**Quoted passage:**
Mercier seventh and O'Kearney poised for feel-good win of the summer
Much like the Super High Rollers on the European Poker Tour, the Players Championship at the World Series of Poker is one of those awe inspiring tournaments.
These are the tournaments that you mention when you're trying to stagger someone. You know, the person who asks a rudimentary question about these poker tournaments you're keep talking about. So you give them all the barrels. $50,000 buy-in. $4 million prize pool. $1.2 million to the winner.
The Players Championship is unique in its format. Players must master, or at least survive, multiple rounds of hold'em, Omaha, draw, stud and hi/lo poker to even stand a chance. Put simply it separates the really good players from the very great players.
Those same people then ask something like "what does it take to be a really good poker player?" In that respect I usually give my stock answer. A good brain, a obliviousness, shall we say, when it comes to money, and several other qualities that I've not myself been able to put my finger on.
Sometimes I use the short answer, and simple show them a picture of Jason Mercier.

**Source data:**
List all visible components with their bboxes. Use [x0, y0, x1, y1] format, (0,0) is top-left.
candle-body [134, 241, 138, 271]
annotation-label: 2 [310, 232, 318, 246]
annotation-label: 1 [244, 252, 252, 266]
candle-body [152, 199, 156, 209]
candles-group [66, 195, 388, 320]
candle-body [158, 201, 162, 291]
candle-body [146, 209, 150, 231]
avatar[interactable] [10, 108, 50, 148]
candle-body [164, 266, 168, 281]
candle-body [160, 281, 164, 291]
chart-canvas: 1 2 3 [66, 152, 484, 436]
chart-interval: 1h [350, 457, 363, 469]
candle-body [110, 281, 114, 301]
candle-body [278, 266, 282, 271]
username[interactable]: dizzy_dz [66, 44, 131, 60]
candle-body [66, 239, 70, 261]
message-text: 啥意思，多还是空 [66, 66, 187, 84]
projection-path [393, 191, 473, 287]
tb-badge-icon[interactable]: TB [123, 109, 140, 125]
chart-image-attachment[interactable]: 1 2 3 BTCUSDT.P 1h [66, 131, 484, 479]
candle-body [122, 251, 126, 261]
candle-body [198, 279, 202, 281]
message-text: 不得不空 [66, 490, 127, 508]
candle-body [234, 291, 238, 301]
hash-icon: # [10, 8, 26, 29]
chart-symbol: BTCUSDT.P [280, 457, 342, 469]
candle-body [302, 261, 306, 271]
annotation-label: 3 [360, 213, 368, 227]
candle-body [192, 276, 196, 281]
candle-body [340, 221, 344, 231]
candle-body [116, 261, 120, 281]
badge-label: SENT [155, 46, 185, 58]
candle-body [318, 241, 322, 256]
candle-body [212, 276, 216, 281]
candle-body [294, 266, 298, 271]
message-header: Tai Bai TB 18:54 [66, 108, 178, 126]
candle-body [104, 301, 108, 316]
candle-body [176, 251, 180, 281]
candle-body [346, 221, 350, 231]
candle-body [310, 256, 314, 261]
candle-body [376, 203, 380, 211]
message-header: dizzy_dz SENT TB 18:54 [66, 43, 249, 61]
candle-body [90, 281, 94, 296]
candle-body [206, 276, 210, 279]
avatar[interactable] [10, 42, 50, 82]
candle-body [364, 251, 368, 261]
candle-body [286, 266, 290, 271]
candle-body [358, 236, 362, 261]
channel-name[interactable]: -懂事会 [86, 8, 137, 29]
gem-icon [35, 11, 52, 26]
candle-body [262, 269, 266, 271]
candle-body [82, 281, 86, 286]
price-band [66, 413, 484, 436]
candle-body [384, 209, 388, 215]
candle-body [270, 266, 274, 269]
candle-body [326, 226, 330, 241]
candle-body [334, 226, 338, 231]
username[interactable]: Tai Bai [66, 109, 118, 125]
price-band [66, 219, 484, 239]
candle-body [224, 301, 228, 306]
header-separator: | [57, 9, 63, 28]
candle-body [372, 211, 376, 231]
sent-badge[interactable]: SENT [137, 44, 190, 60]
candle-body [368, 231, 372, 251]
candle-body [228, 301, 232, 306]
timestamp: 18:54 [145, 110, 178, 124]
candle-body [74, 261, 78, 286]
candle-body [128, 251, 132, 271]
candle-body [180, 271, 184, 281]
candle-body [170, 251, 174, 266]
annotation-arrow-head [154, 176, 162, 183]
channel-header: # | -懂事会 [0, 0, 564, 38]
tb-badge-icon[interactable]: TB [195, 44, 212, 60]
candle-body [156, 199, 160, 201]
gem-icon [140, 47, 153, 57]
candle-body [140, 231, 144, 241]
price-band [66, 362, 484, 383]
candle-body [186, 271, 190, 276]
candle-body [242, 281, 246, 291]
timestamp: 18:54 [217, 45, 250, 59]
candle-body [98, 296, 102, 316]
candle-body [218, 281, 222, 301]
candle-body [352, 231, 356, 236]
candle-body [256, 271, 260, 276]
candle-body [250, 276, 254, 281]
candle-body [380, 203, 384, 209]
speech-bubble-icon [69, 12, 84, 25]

**Your tasks:**
**1)** From the poker article, set down word for word the passage that begins at the words "The Players Championship is" and stops after "very great players.".
**2)** According to the poker article, which forms of poker must players get through in the Players Championship?

**Solutions below:**
**1)**
The Players Championship is unique in its format. Players must master, or at least survive, multiple rounds of hold'em, Omaha, draw, stud and hi/lo poker to even stand a chance. Put simply it separates the really good players from the very great players.

**2)** Hold'em, Omaha, draw, stud and hi/lo poker.